■ What is required
Please output every line of the material as it stands, without the pictures.

Dataset records:

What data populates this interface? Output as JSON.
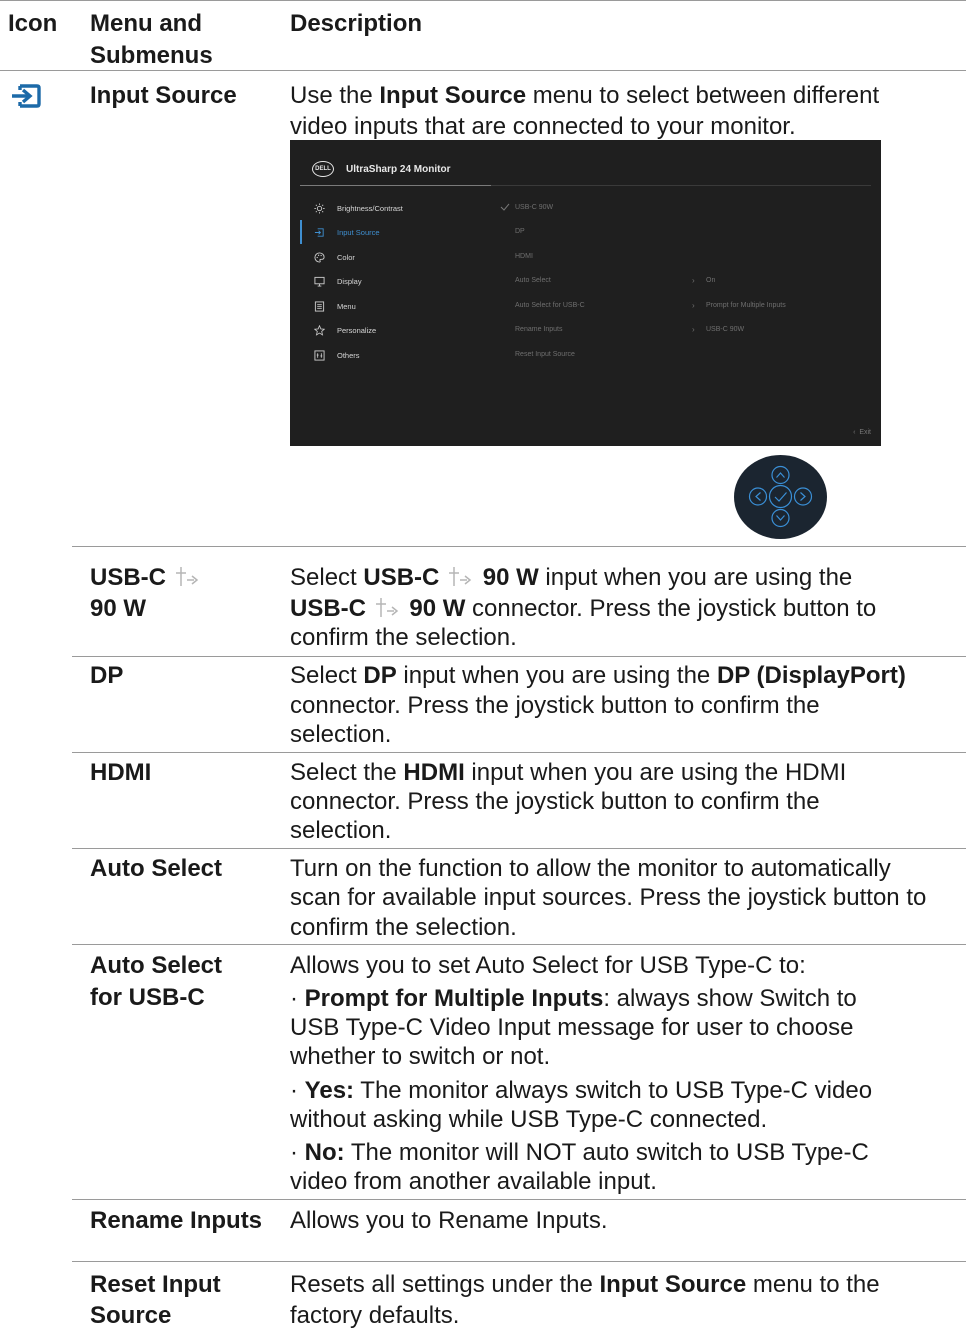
{
  "header": {
    "col1": "Icon",
    "col2_line1": "Menu and",
    "col2_line2": "Submenus",
    "col3": "Description"
  },
  "input_source": {
    "name": "Input Source",
    "desc_pre": "Use the ",
    "desc_bold": "Input Source",
    "desc_post_line1": " menu to select between different",
    "desc_line2": "video inputs that are connected to your monitor."
  },
  "osd": {
    "logo": "DELL",
    "title": "UltraSharp 24 Monitor",
    "menu": [
      "Brightness/Contrast",
      "Input Source",
      "Color",
      "Display",
      "Menu",
      "Personalize",
      "Others"
    ],
    "options": [
      "USB-C 90W",
      "DP",
      "HDMI",
      "Auto Select",
      "Auto Select for USB-C",
      "Rename Inputs",
      "Reset Input Source"
    ],
    "values": {
      "auto_select": "On",
      "auto_select_usbc": "Prompt for Multiple Inputs",
      "rename": "USB-C 90W"
    },
    "exit": "Exit",
    "accent_color": "#3f8fd0"
  },
  "rows": {
    "usbc": {
      "name1": "USB-C",
      "name2": "90 W",
      "l1_a": "Select ",
      "l1_b": "USB-C",
      "l1_c": "90 W",
      "l1_d": " input when you are using the",
      "l2_a": "USB-C",
      "l2_b": "90 W",
      "l2_c": " connector. Press the joystick button to",
      "l3": "confirm the selection."
    },
    "dp": {
      "name": "DP",
      "l1_a": "Select ",
      "l1_b": "DP",
      "l1_c": " input when you are using the ",
      "l1_d": "DP (DisplayPort)",
      "l2": "connector. Press the joystick button to confirm the",
      "l3": "selection."
    },
    "hdmi": {
      "name": "HDMI",
      "l1_a": "Select the ",
      "l1_b": "HDMI",
      "l1_c": " input when you are using the HDMI",
      "l2": "connector. Press the joystick button to confirm the",
      "l3": "selection."
    },
    "auto": {
      "name": "Auto Select",
      "l1": "Turn on the function to allow the monitor to automatically",
      "l2": "scan for available input sources. Press the joystick button to",
      "l3": "confirm the selection."
    },
    "auto_usbc": {
      "name1": "Auto Select",
      "name2": "for USB-C",
      "intro": "Allows you to set Auto Select for USB Type-C to:",
      "p_bullet": "· ",
      "p_bold": "Prompt for Multiple Inputs",
      "p_l1": ": always show Switch to",
      "p_l2": "USB Type-C Video Input message for user to choose",
      "p_l3": "whether to switch or not.",
      "y_bold": "Yes:",
      "y_l1": " The monitor always switch to USB Type-C video",
      "y_l2": "without asking while USB Type-C connected.",
      "n_bold": "No:",
      "n_l1": " The monitor will NOT auto switch to USB Type-C",
      "n_l2": "video from another available input."
    },
    "rename": {
      "name": "Rename Inputs",
      "desc": "Allows you to Rename Inputs."
    },
    "reset": {
      "name1": "Reset Input",
      "name2": "Source",
      "l1_a": "Resets all settings under the ",
      "l1_b": "Input Source",
      "l1_c": " menu to the",
      "l2": "factory defaults."
    }
  }
}
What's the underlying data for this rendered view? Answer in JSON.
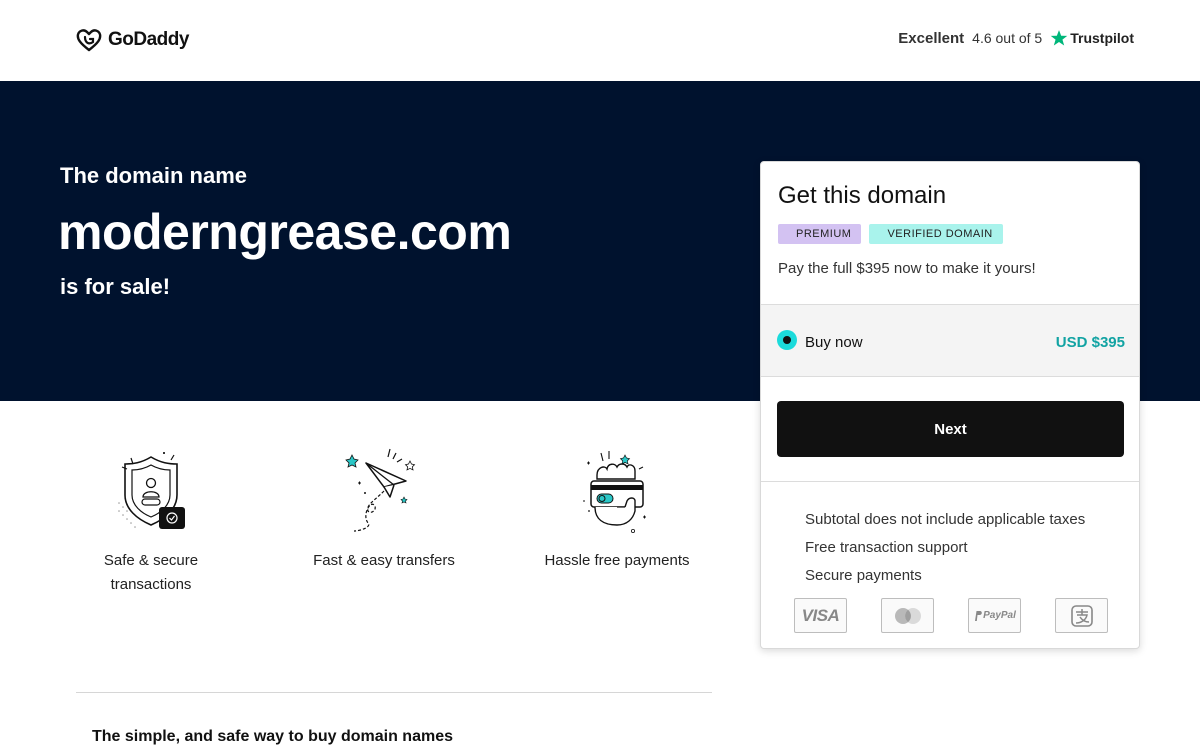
{
  "header": {
    "logo_text": "GoDaddy",
    "trust_rating_label": "Excellent",
    "trust_score": "4.6 out of 5",
    "trust_brand": "Trustpilot"
  },
  "hero": {
    "pre_title": "The domain name",
    "domain": "moderngrease.com",
    "post_title": "is for sale!"
  },
  "features": [
    {
      "icon": "shield-lock-icon",
      "label": "Safe & secure transactions"
    },
    {
      "icon": "paper-plane-icon",
      "label": "Fast & easy transfers"
    },
    {
      "icon": "hand-card-icon",
      "label": "Hassle free payments"
    }
  ],
  "bottom_heading": "The simple, and safe way to buy domain names",
  "card": {
    "title": "Get this domain",
    "badges": [
      "PREMIUM",
      "VERIFIED DOMAIN"
    ],
    "description": "Pay the full $395 now to make it yours!",
    "option": {
      "label": "Buy now",
      "price": "USD $395",
      "selected": true
    },
    "next_label": "Next",
    "info_lines": [
      "Subtotal does not include applicable taxes",
      "Free transaction support",
      "Secure payments"
    ],
    "payment_methods": [
      {
        "icon": "visa-icon",
        "text": "VISA"
      },
      {
        "icon": "mastercard-icon",
        "text": ""
      },
      {
        "icon": "paypal-icon",
        "text": "PayPal"
      },
      {
        "icon": "alipay-icon",
        "text": ""
      }
    ]
  },
  "colors": {
    "hero_bg": "#00122e",
    "accent_teal": "#1bdbdb",
    "price_teal": "#12a3a3",
    "premium_badge": "#d3c2f2",
    "verified_badge": "#a9f3ec",
    "button_bg": "#111111",
    "trustpilot_star": "#00b67a"
  }
}
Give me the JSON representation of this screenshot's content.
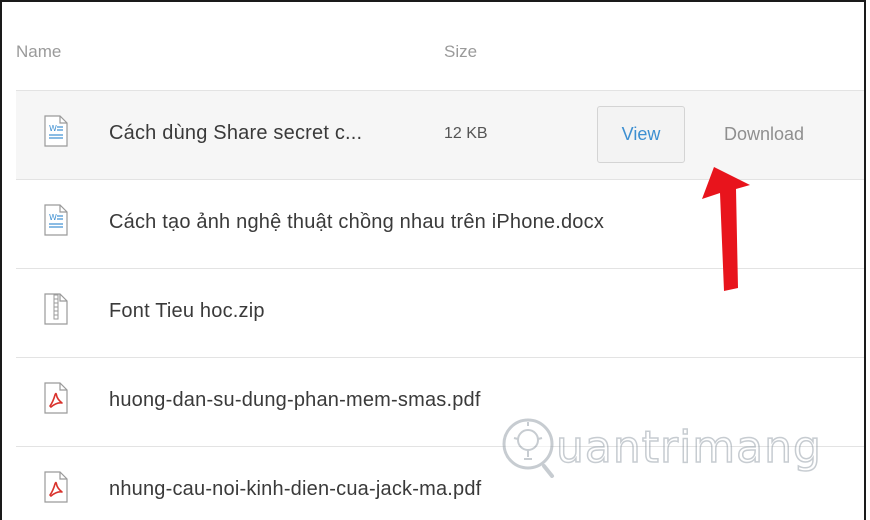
{
  "header": {
    "name_label": "Name",
    "size_label": "Size"
  },
  "files": [
    {
      "name": "Cách dùng Share secret c...",
      "size": "12 KB",
      "type": "word-document-icon",
      "hovered": true,
      "view_label": "View",
      "download_label": "Download"
    },
    {
      "name": "Cách tạo ảnh nghệ thuật chồng nhau trên iPhone.docx",
      "type": "word-document-icon"
    },
    {
      "name": "Font Tieu hoc.zip",
      "type": "zip-archive-icon"
    },
    {
      "name": "huong-dan-su-dung-phan-mem-smas.pdf",
      "type": "pdf-document-icon"
    },
    {
      "name": "nhung-cau-noi-kinh-dien-cua-jack-ma.pdf",
      "type": "pdf-document-icon"
    }
  ],
  "annotation": {
    "arrow_color": "#e8141c",
    "arrow_icon": "red-arrow-pointing-up-icon"
  },
  "watermark": {
    "text": "uantrimang",
    "logo": "quantrimang-logo"
  },
  "colors": {
    "link_blue": "#3d8fd1",
    "pdf_red": "#d9322c",
    "doc_blue": "#3d8fd1"
  }
}
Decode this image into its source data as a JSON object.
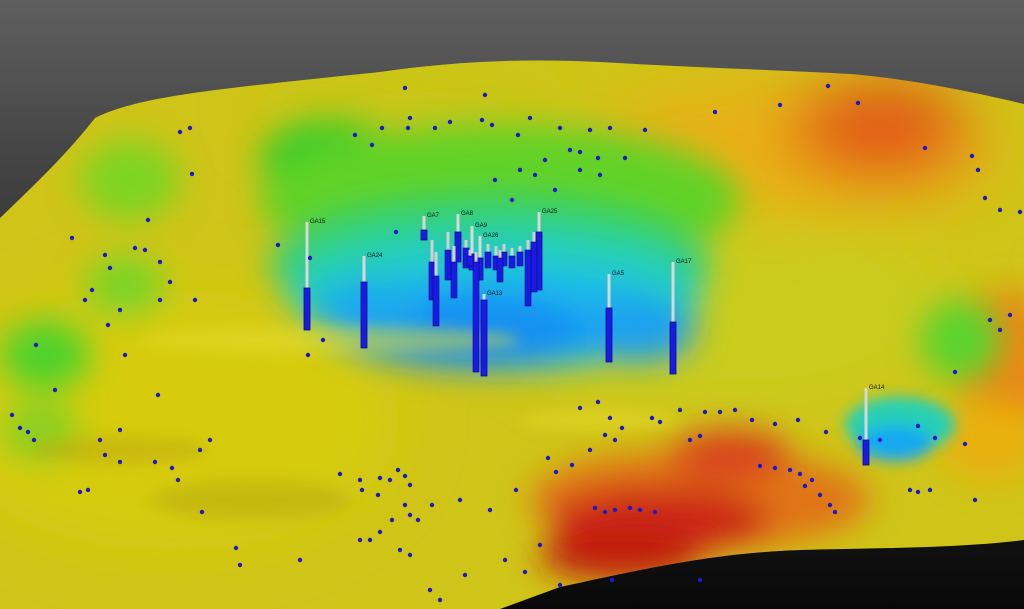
{
  "scene": {
    "title": "",
    "colormap": [
      "#1a1aff",
      "#16a8f5",
      "#22d8c6",
      "#2ed52e",
      "#b8c814",
      "#d4cc08",
      "#e8a010",
      "#e04a12",
      "#c81e12"
    ]
  },
  "wells": [
    {
      "label": "GA15"
    },
    {
      "label": "GA24"
    },
    {
      "label": "GA7"
    },
    {
      "label": "GA8"
    },
    {
      "label": "GA9"
    },
    {
      "label": "GA25"
    },
    {
      "label": "GA26"
    },
    {
      "label": "GA5"
    },
    {
      "label": "GA17"
    },
    {
      "label": "GA13"
    },
    {
      "label": "GA14"
    }
  ]
}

■ Worked answer
What data populates this interface? Output as JSON.
{
  "header": {
    "col1": "Icon",
    "col2_line1": "Menu and",
    "col2_line2": "Submenus",
    "col3": "Description"
  },
  "input_source": {
    "name": "Input Source",
    "desc_pre": "Use the ",
    "desc_bold": "Input Source",
    "desc_post_line1": " menu to select between different",
    "desc_line2": "video inputs that are connected to your monitor."
  },
  "osd": {
    "logo": "DELL",
    "title": "UltraSharp 24 Monitor",
    "menu": [
      "Brightness/Contrast",
      "Input Source",
      "Color",
      "Display",
      "Menu",
      "Personalize",
      "Others"
    ],
    "options": [
      "USB-C 90W",
      "DP",
      "HDMI",
      "Auto Select",
      "Auto Select for USB-C",
      "Rename Inputs",
      "Reset Input Source"
    ],
    "values": {
      "auto_select": "On",
      "auto_select_usbc": "Prompt for Multiple Inputs",
      "rename": "USB-C 90W"
    },
    "exit": "Exit",
    "accent_color": "#3f8fd0"
  },
  "rows": {
    "usbc": {
      "name1": "USB-C",
      "name2": "90 W",
      "l1_a": "Select ",
      "l1_b": "USB-C",
      "l1_c": "90 W",
      "l1_d": " input when you are using the",
      "l2_a": "USB-C",
      "l2_b": "90 W",
      "l2_c": " connector. Press the joystick button to",
      "l3": "confirm the selection."
    },
    "dp": {
      "name": "DP",
      "l1_a": "Select ",
      "l1_b": "DP",
      "l1_c": " input when you are using the ",
      "l1_d": "DP (DisplayPort)",
      "l2": "connector. Press the joystick button to confirm the",
      "l3": "selection."
    },
    "hdmi": {
      "name": "HDMI",
      "l1_a": "Select the ",
      "l1_b": "HDMI",
      "l1_c": " input when you are using the HDMI",
      "l2": "connector. Press the joystick button to confirm the",
      "l3": "selection."
    },
    "auto": {
      "name": "Auto Select",
      "l1": "Turn on the function to allow the monitor to automatically",
      "l2": "scan for available input sources. Press the joystick button to",
      "l3": "confirm the selection."
    },
    "auto_usbc": {
      "name1": "Auto Select",
      "name2": "for USB-C",
      "intro": "Allows you to set Auto Select for USB Type-C to:",
      "p_bullet": "· ",
      "p_bold": "Prompt for Multiple Inputs",
      "p_l1": ": always show Switch to",
      "p_l2": "USB Type-C Video Input message for user to choose",
      "p_l3": "whether to switch or not.",
      "y_bold": "Yes:",
      "y_l1": " The monitor always switch to USB Type-C video",
      "y_l2": "without asking while USB Type-C connected.",
      "n_bold": "No:",
      "n_l1": " The monitor will NOT auto switch to USB Type-C",
      "n_l2": "video from another available input."
    },
    "rename": {
      "name": "Rename Inputs",
      "desc": "Allows you to Rename Inputs."
    },
    "reset": {
      "name1": "Reset Input",
      "name2": "Source",
      "l1_a": "Resets all settings under the ",
      "l1_b": "Input Source",
      "l1_c": " menu to the",
      "l2": "factory defaults."
    }
  }
}
What's the underlying data for this rendered view? Answer in JSON.
{
  "header": {
    "logo_text": "GoDaddy",
    "trust_rating_label": "Excellent",
    "trust_score": "4.6 out of 5",
    "trust_brand": "Trustpilot"
  },
  "hero": {
    "pre_title": "The domain name",
    "domain": "moderngrease.com",
    "post_title": "is for sale!"
  },
  "features": [
    {
      "icon": "shield-lock-icon",
      "label": "Safe & secure transactions"
    },
    {
      "icon": "paper-plane-icon",
      "label": "Fast & easy transfers"
    },
    {
      "icon": "hand-card-icon",
      "label": "Hassle free payments"
    }
  ],
  "bottom_heading": "The simple, and safe way to buy domain names",
  "card": {
    "title": "Get this domain",
    "badges": [
      "PREMIUM",
      "VERIFIED DOMAIN"
    ],
    "description": "Pay the full $395 now to make it yours!",
    "option": {
      "label": "Buy now",
      "price": "USD $395",
      "selected": true
    },
    "next_label": "Next",
    "info_lines": [
      "Subtotal does not include applicable taxes",
      "Free transaction support",
      "Secure payments"
    ],
    "payment_methods": [
      {
        "icon": "visa-icon",
        "text": "VISA"
      },
      {
        "icon": "mastercard-icon",
        "text": ""
      },
      {
        "icon": "paypal-icon",
        "text": "PayPal"
      },
      {
        "icon": "alipay-icon",
        "text": ""
      }
    ]
  },
  "colors": {
    "hero_bg": "#00122e",
    "accent_teal": "#1bdbdb",
    "price_teal": "#12a3a3",
    "premium_badge": "#d3c2f2",
    "verified_badge": "#a9f3ec",
    "button_bg": "#111111",
    "trustpilot_star": "#00b67a"
  }
}
Give me the JSON representation of this screenshot's content.
{
  "header": {
    "name_label": "Name",
    "size_label": "Size"
  },
  "files": [
    {
      "name": "Cách dùng Share secret c...",
      "size": "12 KB",
      "type": "word-document-icon",
      "hovered": true,
      "view_label": "View",
      "download_label": "Download"
    },
    {
      "name": "Cách tạo ảnh nghệ thuật chồng nhau trên iPhone.docx",
      "type": "word-document-icon"
    },
    {
      "name": "Font Tieu hoc.zip",
      "type": "zip-archive-icon"
    },
    {
      "name": "huong-dan-su-dung-phan-mem-smas.pdf",
      "type": "pdf-document-icon"
    },
    {
      "name": "nhung-cau-noi-kinh-dien-cua-jack-ma.pdf",
      "type": "pdf-document-icon"
    }
  ],
  "annotation": {
    "arrow_color": "#e8141c",
    "arrow_icon": "red-arrow-pointing-up-icon"
  },
  "watermark": {
    "text": "uantrimang",
    "logo": "quantrimang-logo"
  },
  "colors": {
    "link_blue": "#3d8fd1",
    "pdf_red": "#d9322c",
    "doc_blue": "#3d8fd1"
  }
}
Decode this image into its source data as a JSON object.
{
  "scene": {
    "title": "",
    "colormap": [
      "#1a1aff",
      "#16a8f5",
      "#22d8c6",
      "#2ed52e",
      "#b8c814",
      "#d4cc08",
      "#e8a010",
      "#e04a12",
      "#c81e12"
    ]
  },
  "wells": [
    {
      "label": "GA15"
    },
    {
      "label": "GA24"
    },
    {
      "label": "GA7"
    },
    {
      "label": "GA8"
    },
    {
      "label": "GA9"
    },
    {
      "label": "GA25"
    },
    {
      "label": "GA26"
    },
    {
      "label": "GA5"
    },
    {
      "label": "GA17"
    },
    {
      "label": "GA13"
    },
    {
      "label": "GA14"
    }
  ]
}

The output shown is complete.